**EXCERPTED RECORDS:**

-------

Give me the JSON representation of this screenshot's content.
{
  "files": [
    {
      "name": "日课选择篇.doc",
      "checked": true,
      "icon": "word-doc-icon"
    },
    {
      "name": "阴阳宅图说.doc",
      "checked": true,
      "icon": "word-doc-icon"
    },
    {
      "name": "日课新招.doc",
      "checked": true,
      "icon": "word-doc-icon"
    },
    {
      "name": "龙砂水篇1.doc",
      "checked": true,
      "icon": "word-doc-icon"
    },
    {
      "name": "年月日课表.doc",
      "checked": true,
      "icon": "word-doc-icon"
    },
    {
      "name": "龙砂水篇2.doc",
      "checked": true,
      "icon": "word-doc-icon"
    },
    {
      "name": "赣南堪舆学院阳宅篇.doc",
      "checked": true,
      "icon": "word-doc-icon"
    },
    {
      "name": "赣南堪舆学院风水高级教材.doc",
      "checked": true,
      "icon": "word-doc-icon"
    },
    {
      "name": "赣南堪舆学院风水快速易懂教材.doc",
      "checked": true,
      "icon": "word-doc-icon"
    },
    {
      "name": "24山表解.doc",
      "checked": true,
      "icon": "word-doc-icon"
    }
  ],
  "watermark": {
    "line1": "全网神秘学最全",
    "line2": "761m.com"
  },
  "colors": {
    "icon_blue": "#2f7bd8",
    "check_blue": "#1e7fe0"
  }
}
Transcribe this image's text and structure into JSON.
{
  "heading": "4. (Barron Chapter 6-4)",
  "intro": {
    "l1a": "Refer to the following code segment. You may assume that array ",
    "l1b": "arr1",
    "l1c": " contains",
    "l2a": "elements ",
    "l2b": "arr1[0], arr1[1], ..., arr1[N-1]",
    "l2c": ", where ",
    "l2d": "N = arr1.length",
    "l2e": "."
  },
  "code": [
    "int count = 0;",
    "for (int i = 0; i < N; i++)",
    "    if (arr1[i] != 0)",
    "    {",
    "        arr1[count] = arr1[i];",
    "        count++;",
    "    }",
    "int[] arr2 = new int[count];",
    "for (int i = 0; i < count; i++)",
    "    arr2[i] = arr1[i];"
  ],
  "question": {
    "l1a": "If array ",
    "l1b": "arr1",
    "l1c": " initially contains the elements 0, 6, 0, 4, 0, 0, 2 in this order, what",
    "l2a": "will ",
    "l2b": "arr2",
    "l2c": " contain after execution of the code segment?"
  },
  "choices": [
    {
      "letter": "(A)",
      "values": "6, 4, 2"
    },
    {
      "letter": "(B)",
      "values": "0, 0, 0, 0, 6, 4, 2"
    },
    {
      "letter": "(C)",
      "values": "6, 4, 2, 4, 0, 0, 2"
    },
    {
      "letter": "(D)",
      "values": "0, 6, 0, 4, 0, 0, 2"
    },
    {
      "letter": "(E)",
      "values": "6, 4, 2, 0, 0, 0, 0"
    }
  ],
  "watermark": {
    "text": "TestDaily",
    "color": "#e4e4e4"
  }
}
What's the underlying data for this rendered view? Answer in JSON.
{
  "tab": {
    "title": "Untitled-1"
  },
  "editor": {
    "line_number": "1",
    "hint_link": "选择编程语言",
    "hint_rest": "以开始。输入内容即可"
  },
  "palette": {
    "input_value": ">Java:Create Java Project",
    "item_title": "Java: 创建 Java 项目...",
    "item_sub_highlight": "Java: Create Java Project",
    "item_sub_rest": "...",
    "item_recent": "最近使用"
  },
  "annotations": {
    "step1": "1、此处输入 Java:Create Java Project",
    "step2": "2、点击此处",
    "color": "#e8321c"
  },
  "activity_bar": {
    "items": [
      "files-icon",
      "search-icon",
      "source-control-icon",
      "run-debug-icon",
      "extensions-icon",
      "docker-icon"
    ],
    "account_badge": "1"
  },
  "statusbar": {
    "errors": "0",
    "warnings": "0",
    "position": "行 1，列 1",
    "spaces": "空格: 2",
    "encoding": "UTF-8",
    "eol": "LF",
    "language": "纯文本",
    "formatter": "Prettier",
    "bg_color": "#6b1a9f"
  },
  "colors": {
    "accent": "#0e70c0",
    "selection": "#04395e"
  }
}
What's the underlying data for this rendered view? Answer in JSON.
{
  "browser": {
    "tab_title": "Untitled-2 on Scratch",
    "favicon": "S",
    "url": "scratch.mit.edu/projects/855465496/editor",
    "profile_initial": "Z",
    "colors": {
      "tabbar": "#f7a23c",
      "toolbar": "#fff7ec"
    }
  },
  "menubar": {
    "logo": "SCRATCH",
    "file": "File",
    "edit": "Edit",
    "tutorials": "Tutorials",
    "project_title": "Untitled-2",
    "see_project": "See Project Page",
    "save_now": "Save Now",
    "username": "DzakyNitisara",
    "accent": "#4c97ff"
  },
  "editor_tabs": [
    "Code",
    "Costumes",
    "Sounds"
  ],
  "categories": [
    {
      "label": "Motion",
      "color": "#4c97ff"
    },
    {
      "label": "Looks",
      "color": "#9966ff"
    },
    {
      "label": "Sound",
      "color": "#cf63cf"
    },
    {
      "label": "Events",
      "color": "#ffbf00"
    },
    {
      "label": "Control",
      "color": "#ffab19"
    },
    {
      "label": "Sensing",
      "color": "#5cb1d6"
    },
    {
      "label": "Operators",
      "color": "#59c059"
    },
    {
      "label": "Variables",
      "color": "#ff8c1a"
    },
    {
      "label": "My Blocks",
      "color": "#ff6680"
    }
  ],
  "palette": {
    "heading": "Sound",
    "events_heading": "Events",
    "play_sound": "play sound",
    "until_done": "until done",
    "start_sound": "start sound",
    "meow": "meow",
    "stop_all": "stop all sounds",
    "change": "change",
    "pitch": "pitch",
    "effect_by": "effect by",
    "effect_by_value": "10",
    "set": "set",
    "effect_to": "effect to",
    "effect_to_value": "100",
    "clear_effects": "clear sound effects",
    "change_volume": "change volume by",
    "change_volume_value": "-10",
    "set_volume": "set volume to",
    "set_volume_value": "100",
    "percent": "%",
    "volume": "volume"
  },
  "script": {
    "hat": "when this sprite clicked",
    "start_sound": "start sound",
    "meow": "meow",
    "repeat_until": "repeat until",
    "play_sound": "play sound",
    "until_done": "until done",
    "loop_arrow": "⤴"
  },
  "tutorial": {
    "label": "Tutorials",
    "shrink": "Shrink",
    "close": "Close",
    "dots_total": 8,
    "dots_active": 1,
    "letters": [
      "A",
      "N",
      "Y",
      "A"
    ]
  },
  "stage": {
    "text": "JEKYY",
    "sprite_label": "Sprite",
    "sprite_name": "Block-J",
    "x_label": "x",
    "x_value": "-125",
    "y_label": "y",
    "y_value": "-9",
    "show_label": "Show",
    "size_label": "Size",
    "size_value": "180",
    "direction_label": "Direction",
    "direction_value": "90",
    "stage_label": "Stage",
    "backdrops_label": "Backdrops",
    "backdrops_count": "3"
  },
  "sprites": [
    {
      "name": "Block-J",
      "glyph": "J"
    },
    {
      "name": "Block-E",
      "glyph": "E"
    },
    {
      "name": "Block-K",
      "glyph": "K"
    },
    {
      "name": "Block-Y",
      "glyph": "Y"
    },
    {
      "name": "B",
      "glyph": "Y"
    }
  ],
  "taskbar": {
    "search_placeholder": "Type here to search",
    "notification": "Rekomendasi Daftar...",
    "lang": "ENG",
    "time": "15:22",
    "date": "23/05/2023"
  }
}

-------

**PROBLEM DETAILS:**
Quote all the records exactly, please, leaving none out.

**ANSWER TO THE PROBLEM:**
Give me the JSON representation of this screenshot's content.
{
  "files": [
    {
      "name": "日课选择篇.doc",
      "checked": true,
      "icon": "word-doc-icon"
    },
    {
      "name": "阴阳宅图说.doc",
      "checked": true,
      "icon": "word-doc-icon"
    },
    {
      "name": "日课新招.doc",
      "checked": true,
      "icon": "word-doc-icon"
    },
    {
      "name": "龙砂水篇1.doc",
      "checked": true,
      "icon": "word-doc-icon"
    },
    {
      "name": "年月日课表.doc",
      "checked": true,
      "icon": "word-doc-icon"
    },
    {
      "name": "龙砂水篇2.doc",
      "checked": true,
      "icon": "word-doc-icon"
    },
    {
      "name": "赣南堪舆学院阳宅篇.doc",
      "checked": true,
      "icon": "word-doc-icon"
    },
    {
      "name": "赣南堪舆学院风水高级教材.doc",
      "checked": true,
      "icon": "word-doc-icon"
    },
    {
      "name": "赣南堪舆学院风水快速易懂教材.doc",
      "checked": true,
      "icon": "word-doc-icon"
    },
    {
      "name": "24山表解.doc",
      "checked": true,
      "icon": "word-doc-icon"
    }
  ],
  "watermark": {
    "line1": "全网神秘学最全",
    "line2": "761m.com"
  },
  "colors": {
    "icon_blue": "#2f7bd8",
    "check_blue": "#1e7fe0"
  }
}
Transcribe this image's text and structure into JSON.
{
  "heading": "4. (Barron Chapter 6-4)",
  "intro": {
    "l1a": "Refer to the following code segment. You may assume that array ",
    "l1b": "arr1",
    "l1c": " contains",
    "l2a": "elements ",
    "l2b": "arr1[0], arr1[1], ..., arr1[N-1]",
    "l2c": ", where ",
    "l2d": "N = arr1.length",
    "l2e": "."
  },
  "code": [
    "int count = 0;",
    "for (int i = 0; i < N; i++)",
    "    if (arr1[i] != 0)",
    "    {",
    "        arr1[count] = arr1[i];",
    "        count++;",
    "    }",
    "int[] arr2 = new int[count];",
    "for (int i = 0; i < count; i++)",
    "    arr2[i] = arr1[i];"
  ],
  "question": {
    "l1a": "If array ",
    "l1b": "arr1",
    "l1c": " initially contains the elements 0, 6, 0, 4, 0, 0, 2 in this order, what",
    "l2a": "will ",
    "l2b": "arr2",
    "l2c": " contain after execution of the code segment?"
  },
  "choices": [
    {
      "letter": "(A)",
      "values": "6, 4, 2"
    },
    {
      "letter": "(B)",
      "values": "0, 0, 0, 0, 6, 4, 2"
    },
    {
      "letter": "(C)",
      "values": "6, 4, 2, 4, 0, 0, 2"
    },
    {
      "letter": "(D)",
      "values": "0, 6, 0, 4, 0, 0, 2"
    },
    {
      "letter": "(E)",
      "values": "6, 4, 2, 0, 0, 0, 0"
    }
  ],
  "watermark": {
    "text": "TestDaily",
    "color": "#e4e4e4"
  }
}
What's the underlying data for this rendered view? Answer in JSON.
{
  "tab": {
    "title": "Untitled-1"
  },
  "editor": {
    "line_number": "1",
    "hint_link": "选择编程语言",
    "hint_rest": "以开始。输入内容即可"
  },
  "palette": {
    "input_value": ">Java:Create Java Project",
    "item_title": "Java: 创建 Java 项目...",
    "item_sub_highlight": "Java: Create Java Project",
    "item_sub_rest": "...",
    "item_recent": "最近使用"
  },
  "annotations": {
    "step1": "1、此处输入 Java:Create Java Project",
    "step2": "2、点击此处",
    "color": "#e8321c"
  },
  "activity_bar": {
    "items": [
      "files-icon",
      "search-icon",
      "source-control-icon",
      "run-debug-icon",
      "extensions-icon",
      "docker-icon"
    ],
    "account_badge": "1"
  },
  "statusbar": {
    "errors": "0",
    "warnings": "0",
    "position": "行 1，列 1",
    "spaces": "空格: 2",
    "encoding": "UTF-8",
    "eol": "LF",
    "language": "纯文本",
    "formatter": "Prettier",
    "bg_color": "#6b1a9f"
  },
  "colors": {
    "accent": "#0e70c0",
    "selection": "#04395e"
  }
}
What's the underlying data for this rendered view? Answer in JSON.
{
  "browser": {
    "tab_title": "Untitled-2 on Scratch",
    "favicon": "S",
    "url": "scratch.mit.edu/projects/855465496/editor",
    "profile_initial": "Z",
    "colors": {
      "tabbar": "#f7a23c",
      "toolbar": "#fff7ec"
    }
  },
  "menubar": {
    "logo": "SCRATCH",
    "file": "File",
    "edit": "Edit",
    "tutorials": "Tutorials",
    "project_title": "Untitled-2",
    "see_project": "See Project Page",
    "save_now": "Save Now",
    "username": "DzakyNitisara",
    "accent": "#4c97ff"
  },
  "editor_tabs": [
    "Code",
    "Costumes",
    "Sounds"
  ],
  "categories": [
    {
      "label": "Motion",
      "color": "#4c97ff"
    },
    {
      "label": "Looks",
      "color": "#9966ff"
    },
    {
      "label": "Sound",
      "color": "#cf63cf"
    },
    {
      "label": "Events",
      "color": "#ffbf00"
    },
    {
      "label": "Control",
      "color": "#ffab19"
    },
    {
      "label": "Sensing",
      "color": "#5cb1d6"
    },
    {
      "label": "Operators",
      "color": "#59c059"
    },
    {
      "label": "Variables",
      "color": "#ff8c1a"
    },
    {
      "label": "My Blocks",
      "color": "#ff6680"
    }
  ],
  "palette": {
    "heading": "Sound",
    "events_heading": "Events",
    "play_sound": "play sound",
    "until_done": "until done",
    "start_sound": "start sound",
    "meow": "meow",
    "stop_all": "stop all sounds",
    "change": "change",
    "pitch": "pitch",
    "effect_by": "effect by",
    "effect_by_value": "10",
    "set": "set",
    "effect_to": "effect to",
    "effect_to_value": "100",
    "clear_effects": "clear sound effects",
    "change_volume": "change volume by",
    "change_volume_value": "-10",
    "set_volume": "set volume to",
    "set_volume_value": "100",
    "percent": "%",
    "volume": "volume"
  },
  "script": {
    "hat": "when this sprite clicked",
    "start_sound": "start sound",
    "meow": "meow",
    "repeat_until": "repeat until",
    "play_sound": "play sound",
    "until_done": "until done",
    "loop_arrow": "⤴"
  },
  "tutorial": {
    "label": "Tutorials",
    "shrink": "Shrink",
    "close": "Close",
    "dots_total": 8,
    "dots_active": 1,
    "letters": [
      "A",
      "N",
      "Y",
      "A"
    ]
  },
  "stage": {
    "text": "JEKYY",
    "sprite_label": "Sprite",
    "sprite_name": "Block-J",
    "x_label": "x",
    "x_value": "-125",
    "y_label": "y",
    "y_value": "-9",
    "show_label": "Show",
    "size_label": "Size",
    "size_value": "180",
    "direction_label": "Direction",
    "direction_value": "90",
    "stage_label": "Stage",
    "backdrops_label": "Backdrops",
    "backdrops_count": "3"
  },
  "sprites": [
    {
      "name": "Block-J",
      "glyph": "J"
    },
    {
      "name": "Block-E",
      "glyph": "E"
    },
    {
      "name": "Block-K",
      "glyph": "K"
    },
    {
      "name": "Block-Y",
      "glyph": "Y"
    },
    {
      "name": "B",
      "glyph": "Y"
    }
  ],
  "taskbar": {
    "search_placeholder": "Type here to search",
    "notification": "Rekomendasi Daftar...",
    "lang": "ENG",
    "time": "15:22",
    "date": "23/05/2023"
  }
}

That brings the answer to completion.